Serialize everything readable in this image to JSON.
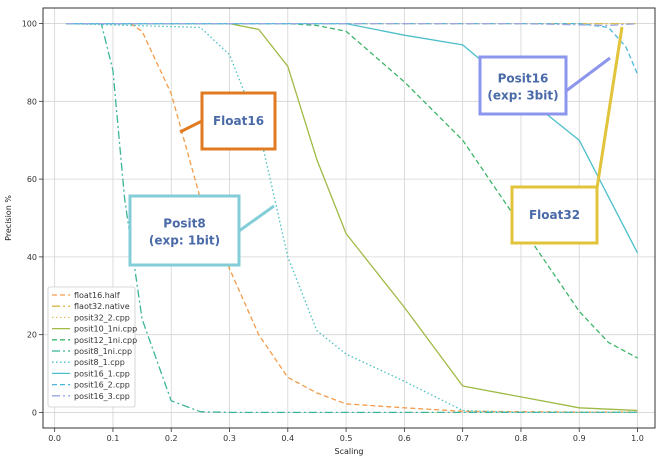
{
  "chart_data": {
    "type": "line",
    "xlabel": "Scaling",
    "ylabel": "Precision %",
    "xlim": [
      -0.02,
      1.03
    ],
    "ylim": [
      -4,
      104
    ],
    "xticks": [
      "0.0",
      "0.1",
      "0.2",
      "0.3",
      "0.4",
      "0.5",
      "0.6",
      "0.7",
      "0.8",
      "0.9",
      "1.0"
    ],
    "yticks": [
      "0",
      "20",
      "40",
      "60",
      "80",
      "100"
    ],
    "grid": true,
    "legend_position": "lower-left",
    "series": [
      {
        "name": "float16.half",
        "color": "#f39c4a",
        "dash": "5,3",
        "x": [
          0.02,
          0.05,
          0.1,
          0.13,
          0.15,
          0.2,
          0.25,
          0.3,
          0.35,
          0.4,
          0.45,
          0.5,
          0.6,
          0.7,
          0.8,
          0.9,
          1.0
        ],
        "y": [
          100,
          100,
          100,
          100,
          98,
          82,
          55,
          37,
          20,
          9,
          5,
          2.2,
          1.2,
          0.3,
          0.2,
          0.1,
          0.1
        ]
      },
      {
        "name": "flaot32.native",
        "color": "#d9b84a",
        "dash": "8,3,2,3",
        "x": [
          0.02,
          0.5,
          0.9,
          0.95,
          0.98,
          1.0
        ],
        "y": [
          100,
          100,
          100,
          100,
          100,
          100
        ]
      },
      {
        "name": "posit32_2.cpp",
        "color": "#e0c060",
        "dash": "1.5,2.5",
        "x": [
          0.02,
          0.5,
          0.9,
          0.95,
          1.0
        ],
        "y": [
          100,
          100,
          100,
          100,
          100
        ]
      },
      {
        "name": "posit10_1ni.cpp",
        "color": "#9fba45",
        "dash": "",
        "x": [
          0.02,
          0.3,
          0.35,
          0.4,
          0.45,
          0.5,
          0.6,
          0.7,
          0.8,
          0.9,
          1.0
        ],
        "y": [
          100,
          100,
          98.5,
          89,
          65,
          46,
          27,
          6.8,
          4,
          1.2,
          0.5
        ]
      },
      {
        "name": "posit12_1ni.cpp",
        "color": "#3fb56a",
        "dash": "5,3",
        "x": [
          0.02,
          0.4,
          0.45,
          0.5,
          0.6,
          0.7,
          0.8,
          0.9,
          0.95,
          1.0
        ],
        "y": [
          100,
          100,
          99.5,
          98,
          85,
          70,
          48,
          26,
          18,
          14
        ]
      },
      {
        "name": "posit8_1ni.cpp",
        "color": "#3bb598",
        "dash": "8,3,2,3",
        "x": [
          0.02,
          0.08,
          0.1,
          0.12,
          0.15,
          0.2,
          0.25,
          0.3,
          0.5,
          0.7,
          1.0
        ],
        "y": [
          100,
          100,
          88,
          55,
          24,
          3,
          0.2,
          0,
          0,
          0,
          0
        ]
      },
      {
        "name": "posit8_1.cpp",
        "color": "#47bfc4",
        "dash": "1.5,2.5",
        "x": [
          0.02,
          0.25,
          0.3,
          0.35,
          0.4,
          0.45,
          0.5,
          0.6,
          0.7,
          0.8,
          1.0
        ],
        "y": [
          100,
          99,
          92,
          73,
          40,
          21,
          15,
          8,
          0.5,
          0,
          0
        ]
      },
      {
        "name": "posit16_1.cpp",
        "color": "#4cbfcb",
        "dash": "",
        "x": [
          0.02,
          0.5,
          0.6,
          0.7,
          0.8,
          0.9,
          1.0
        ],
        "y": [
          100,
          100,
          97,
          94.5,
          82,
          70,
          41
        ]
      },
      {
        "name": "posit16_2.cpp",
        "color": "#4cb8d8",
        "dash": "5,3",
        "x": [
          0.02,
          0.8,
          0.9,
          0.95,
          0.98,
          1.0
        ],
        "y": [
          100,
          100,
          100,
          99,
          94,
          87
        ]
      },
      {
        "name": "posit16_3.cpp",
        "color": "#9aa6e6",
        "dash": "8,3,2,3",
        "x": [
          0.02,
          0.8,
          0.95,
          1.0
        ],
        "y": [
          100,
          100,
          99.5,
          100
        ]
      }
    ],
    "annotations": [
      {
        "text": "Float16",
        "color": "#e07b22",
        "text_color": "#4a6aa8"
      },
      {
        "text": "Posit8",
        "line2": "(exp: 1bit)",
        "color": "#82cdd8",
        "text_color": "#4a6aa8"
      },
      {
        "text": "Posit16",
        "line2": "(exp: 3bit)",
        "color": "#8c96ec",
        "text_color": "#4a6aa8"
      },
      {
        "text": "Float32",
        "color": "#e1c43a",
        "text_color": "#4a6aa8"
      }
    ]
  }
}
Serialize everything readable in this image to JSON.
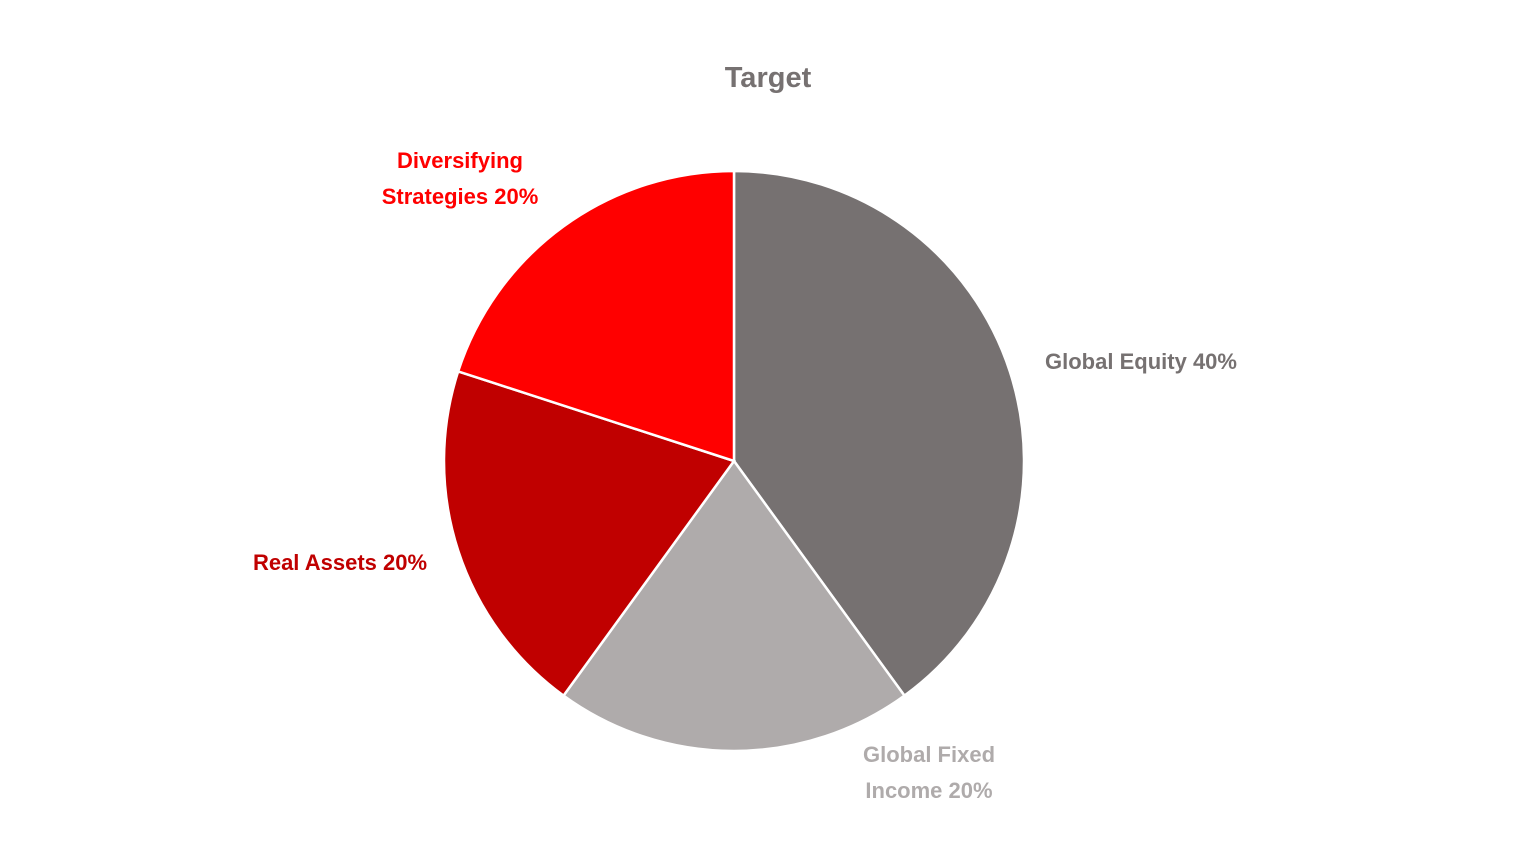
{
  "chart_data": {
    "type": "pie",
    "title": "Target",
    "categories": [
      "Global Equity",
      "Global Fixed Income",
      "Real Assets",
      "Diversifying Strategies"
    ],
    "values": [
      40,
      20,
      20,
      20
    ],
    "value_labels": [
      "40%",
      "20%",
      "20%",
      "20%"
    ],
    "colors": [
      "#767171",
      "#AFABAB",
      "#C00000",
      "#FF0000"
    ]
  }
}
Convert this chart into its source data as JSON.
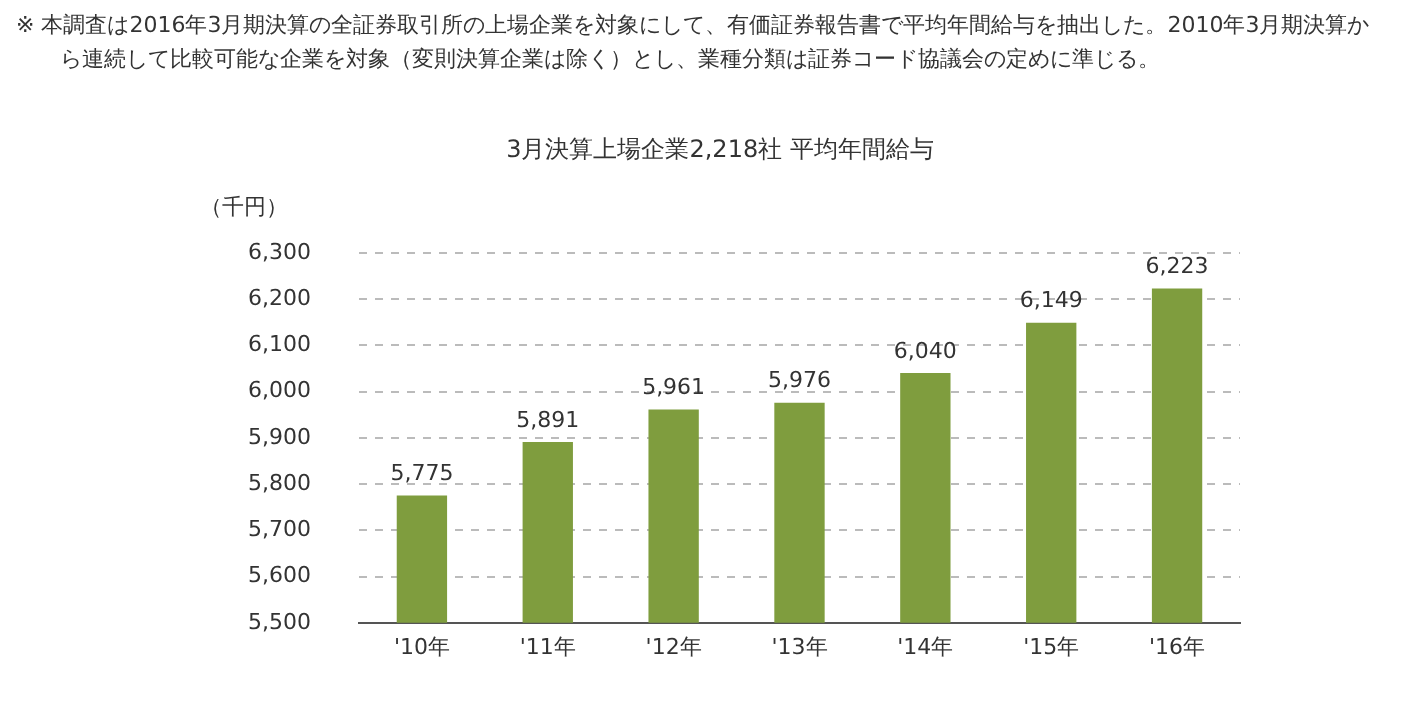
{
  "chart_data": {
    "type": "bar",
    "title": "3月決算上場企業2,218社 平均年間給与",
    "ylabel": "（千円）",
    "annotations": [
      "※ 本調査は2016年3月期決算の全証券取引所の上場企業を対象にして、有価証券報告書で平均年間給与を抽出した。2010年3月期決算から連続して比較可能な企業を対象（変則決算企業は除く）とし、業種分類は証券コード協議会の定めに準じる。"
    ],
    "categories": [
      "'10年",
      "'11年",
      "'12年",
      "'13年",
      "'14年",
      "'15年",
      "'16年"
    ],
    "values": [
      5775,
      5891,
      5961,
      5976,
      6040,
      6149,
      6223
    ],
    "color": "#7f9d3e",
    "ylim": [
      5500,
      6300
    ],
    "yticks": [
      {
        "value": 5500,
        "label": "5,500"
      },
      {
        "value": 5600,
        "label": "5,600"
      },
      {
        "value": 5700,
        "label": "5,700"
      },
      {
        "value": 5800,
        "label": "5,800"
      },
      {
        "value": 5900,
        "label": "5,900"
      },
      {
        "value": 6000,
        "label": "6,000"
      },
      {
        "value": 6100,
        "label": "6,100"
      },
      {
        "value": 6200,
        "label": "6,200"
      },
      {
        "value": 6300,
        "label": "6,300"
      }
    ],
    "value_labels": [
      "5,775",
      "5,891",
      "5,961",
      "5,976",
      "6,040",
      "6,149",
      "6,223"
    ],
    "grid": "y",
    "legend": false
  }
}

++++++++++++++++++++

Prompt:
Each entry must be retyped word for word, with every image omitted.

Answer for the task:
Serialize everything readable in this image to JSON.
{
  "chart_data": {
    "type": "line",
    "xlabel": "Scaling",
    "ylabel": "Precision %",
    "xlim": [
      -0.02,
      1.03
    ],
    "ylim": [
      -4,
      104
    ],
    "xticks": [
      "0.0",
      "0.1",
      "0.2",
      "0.3",
      "0.4",
      "0.5",
      "0.6",
      "0.7",
      "0.8",
      "0.9",
      "1.0"
    ],
    "yticks": [
      "0",
      "20",
      "40",
      "60",
      "80",
      "100"
    ],
    "grid": true,
    "legend_position": "lower-left",
    "series": [
      {
        "name": "float16.half",
        "color": "#f39c4a",
        "dash": "5,3",
        "x": [
          0.02,
          0.05,
          0.1,
          0.13,
          0.15,
          0.2,
          0.25,
          0.3,
          0.35,
          0.4,
          0.45,
          0.5,
          0.6,
          0.7,
          0.8,
          0.9,
          1.0
        ],
        "y": [
          100,
          100,
          100,
          100,
          98,
          82,
          55,
          37,
          20,
          9,
          5,
          2.2,
          1.2,
          0.3,
          0.2,
          0.1,
          0.1
        ]
      },
      {
        "name": "flaot32.native",
        "color": "#d9b84a",
        "dash": "8,3,2,3",
        "x": [
          0.02,
          0.5,
          0.9,
          0.95,
          0.98,
          1.0
        ],
        "y": [
          100,
          100,
          100,
          100,
          100,
          100
        ]
      },
      {
        "name": "posit32_2.cpp",
        "color": "#e0c060",
        "dash": "1.5,2.5",
        "x": [
          0.02,
          0.5,
          0.9,
          0.95,
          1.0
        ],
        "y": [
          100,
          100,
          100,
          100,
          100
        ]
      },
      {
        "name": "posit10_1ni.cpp",
        "color": "#9fba45",
        "dash": "",
        "x": [
          0.02,
          0.3,
          0.35,
          0.4,
          0.45,
          0.5,
          0.6,
          0.7,
          0.8,
          0.9,
          1.0
        ],
        "y": [
          100,
          100,
          98.5,
          89,
          65,
          46,
          27,
          6.8,
          4,
          1.2,
          0.5
        ]
      },
      {
        "name": "posit12_1ni.cpp",
        "color": "#3fb56a",
        "dash": "5,3",
        "x": [
          0.02,
          0.4,
          0.45,
          0.5,
          0.6,
          0.7,
          0.8,
          0.9,
          0.95,
          1.0
        ],
        "y": [
          100,
          100,
          99.5,
          98,
          85,
          70,
          48,
          26,
          18,
          14
        ]
      },
      {
        "name": "posit8_1ni.cpp",
        "color": "#3bb598",
        "dash": "8,3,2,3",
        "x": [
          0.02,
          0.08,
          0.1,
          0.12,
          0.15,
          0.2,
          0.25,
          0.3,
          0.5,
          0.7,
          1.0
        ],
        "y": [
          100,
          100,
          88,
          55,
          24,
          3,
          0.2,
          0,
          0,
          0,
          0
        ]
      },
      {
        "name": "posit8_1.cpp",
        "color": "#47bfc4",
        "dash": "1.5,2.5",
        "x": [
          0.02,
          0.25,
          0.3,
          0.35,
          0.4,
          0.45,
          0.5,
          0.6,
          0.7,
          0.8,
          1.0
        ],
        "y": [
          100,
          99,
          92,
          73,
          40,
          21,
          15,
          8,
          0.5,
          0,
          0
        ]
      },
      {
        "name": "posit16_1.cpp",
        "color": "#4cbfcb",
        "dash": "",
        "x": [
          0.02,
          0.5,
          0.6,
          0.7,
          0.8,
          0.9,
          1.0
        ],
        "y": [
          100,
          100,
          97,
          94.5,
          82,
          70,
          41
        ]
      },
      {
        "name": "posit16_2.cpp",
        "color": "#4cb8d8",
        "dash": "5,3",
        "x": [
          0.02,
          0.8,
          0.9,
          0.95,
          0.98,
          1.0
        ],
        "y": [
          100,
          100,
          100,
          99,
          94,
          87
        ]
      },
      {
        "name": "posit16_3.cpp",
        "color": "#9aa6e6",
        "dash": "8,3,2,3",
        "x": [
          0.02,
          0.8,
          0.95,
          1.0
        ],
        "y": [
          100,
          100,
          99.5,
          100
        ]
      }
    ],
    "annotations": [
      {
        "text": "Float16",
        "color": "#e07b22",
        "text_color": "#4a6aa8"
      },
      {
        "text": "Posit8",
        "line2": "(exp: 1bit)",
        "color": "#82cdd8",
        "text_color": "#4a6aa8"
      },
      {
        "text": "Posit16",
        "line2": "(exp: 3bit)",
        "color": "#8c96ec",
        "text_color": "#4a6aa8"
      },
      {
        "text": "Float32",
        "color": "#e1c43a",
        "text_color": "#4a6aa8"
      }
    ]
  }
}
Serialize everything readable in this image to JSON.
{
  "chart_data": {
    "type": "pie",
    "title": "Target",
    "categories": [
      "Global Equity",
      "Global Fixed Income",
      "Real Assets",
      "Diversifying Strategies"
    ],
    "values": [
      40,
      20,
      20,
      20
    ],
    "value_labels": [
      "40%",
      "20%",
      "20%",
      "20%"
    ],
    "colors": [
      "#767171",
      "#AFABAB",
      "#C00000",
      "#FF0000"
    ]
  }
}
Convert this chart into its source data as JSON.
{
  "chart_data": {
    "type": "bar",
    "title": "3月決算上場企業2,218社 平均年間給与",
    "ylabel": "（千円）",
    "annotations": [
      "※ 本調査は2016年3月期決算の全証券取引所の上場企業を対象にして、有価証券報告書で平均年間給与を抽出した。2010年3月期決算から連続して比較可能な企業を対象（変則決算企業は除く）とし、業種分類は証券コード協議会の定めに準じる。"
    ],
    "categories": [
      "'10年",
      "'11年",
      "'12年",
      "'13年",
      "'14年",
      "'15年",
      "'16年"
    ],
    "values": [
      5775,
      5891,
      5961,
      5976,
      6040,
      6149,
      6223
    ],
    "color": "#7f9d3e",
    "ylim": [
      5500,
      6300
    ],
    "yticks": [
      {
        "value": 5500,
        "label": "5,500"
      },
      {
        "value": 5600,
        "label": "5,600"
      },
      {
        "value": 5700,
        "label": "5,700"
      },
      {
        "value": 5800,
        "label": "5,800"
      },
      {
        "value": 5900,
        "label": "5,900"
      },
      {
        "value": 6000,
        "label": "6,000"
      },
      {
        "value": 6100,
        "label": "6,100"
      },
      {
        "value": 6200,
        "label": "6,200"
      },
      {
        "value": 6300,
        "label": "6,300"
      }
    ],
    "value_labels": [
      "5,775",
      "5,891",
      "5,961",
      "5,976",
      "6,040",
      "6,149",
      "6,223"
    ],
    "grid": "y",
    "legend": false
  }
}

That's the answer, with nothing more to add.